PROBLEM STATEMENT:
Reproduce the material in full, unchanged.
>> START GIVEN DATA
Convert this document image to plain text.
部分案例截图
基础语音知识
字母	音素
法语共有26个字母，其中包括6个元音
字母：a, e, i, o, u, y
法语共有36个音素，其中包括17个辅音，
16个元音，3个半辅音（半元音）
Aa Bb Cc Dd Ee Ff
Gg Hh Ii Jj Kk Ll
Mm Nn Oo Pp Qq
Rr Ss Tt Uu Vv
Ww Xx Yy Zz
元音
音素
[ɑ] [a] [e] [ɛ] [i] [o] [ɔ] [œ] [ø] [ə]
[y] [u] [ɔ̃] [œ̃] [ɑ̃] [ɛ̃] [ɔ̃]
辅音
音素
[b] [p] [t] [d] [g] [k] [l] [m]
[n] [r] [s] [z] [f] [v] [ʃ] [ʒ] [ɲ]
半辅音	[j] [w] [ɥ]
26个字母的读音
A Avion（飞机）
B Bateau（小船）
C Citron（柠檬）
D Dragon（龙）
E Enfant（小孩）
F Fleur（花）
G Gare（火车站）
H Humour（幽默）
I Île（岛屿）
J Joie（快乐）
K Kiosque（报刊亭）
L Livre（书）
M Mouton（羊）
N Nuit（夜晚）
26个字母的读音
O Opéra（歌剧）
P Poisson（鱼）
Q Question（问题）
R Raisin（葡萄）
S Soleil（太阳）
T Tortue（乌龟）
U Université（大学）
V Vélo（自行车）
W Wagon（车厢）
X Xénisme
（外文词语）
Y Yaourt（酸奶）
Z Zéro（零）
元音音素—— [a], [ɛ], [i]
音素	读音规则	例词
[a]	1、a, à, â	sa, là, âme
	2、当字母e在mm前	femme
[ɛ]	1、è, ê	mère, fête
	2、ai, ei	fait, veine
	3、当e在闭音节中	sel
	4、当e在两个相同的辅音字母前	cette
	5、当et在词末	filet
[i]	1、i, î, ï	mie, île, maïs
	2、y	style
>> END GIVEN DATA
EXERCISE RESPONSE:
Convert this document image to plain text.
部分案例截图
基础语音知识
字母	音素
法语共有26个字母，其中包括6个元音
字母：a, e, i, o, u, y
法语共有36个音素，其中包括17个辅音，
16个元音，3个半辅音（半元音）
Aa Bb Cc Dd Ee Ff
Gg Hh Ii Jj Kk Ll
Mm Nn Oo Pp Qq
Rr Ss Tt Uu Vv
Ww Xx Yy Zz
元音
音素
[ɑ] [a] [e] [ɛ] [i] [o] [ɔ] [œ] [ø] [ə]
[y] [u] [ɔ̃] [œ̃] [ɑ̃] [ɛ̃] [ɔ̃]
辅音
音素
[b] [p] [t] [d] [g] [k] [l] [m]
[n] [r] [s] [z] [f] [v] [ʃ] [ʒ] [ɲ]
半辅音	[j] [w] [ɥ]
26个字母的读音
A Avion（飞机）
B Bateau（小船）
C Citron（柠檬）
D Dragon（龙）
E Enfant（小孩）
F Fleur（花）
G Gare（火车站）
H Humour（幽默）
I Île（岛屿）
J Joie（快乐）
K Kiosque（报刊亭）
L Livre（书）
M Mouton（羊）
N Nuit（夜晚）
26个字母的读音
O Opéra（歌剧）
P Poisson（鱼）
Q Question（问题）
R Raisin（葡萄）
S Soleil（太阳）
T Tortue（乌龟）
U Université（大学）
V Vélo（自行车）
W Wagon（车厢）
X Xénisme
（外文词语）
Y Yaourt（酸奶）
Z Zéro（零）
元音音素—— [a], [ɛ], [i]
音素	读音规则	例词
[a]	1、a, à, â	sa, là, âme
	2、当字母e在mm前	femme
[ɛ]	1、è, ê	mère, fête
	2、ai, ei	fait, veine
	3、当e在闭音节中	sel
	4、当e在两个相同的辅音字母前	cette
	5、当et在词末	filet
[i]	1、i, î, ï	mie, île, maïs
	2、y	style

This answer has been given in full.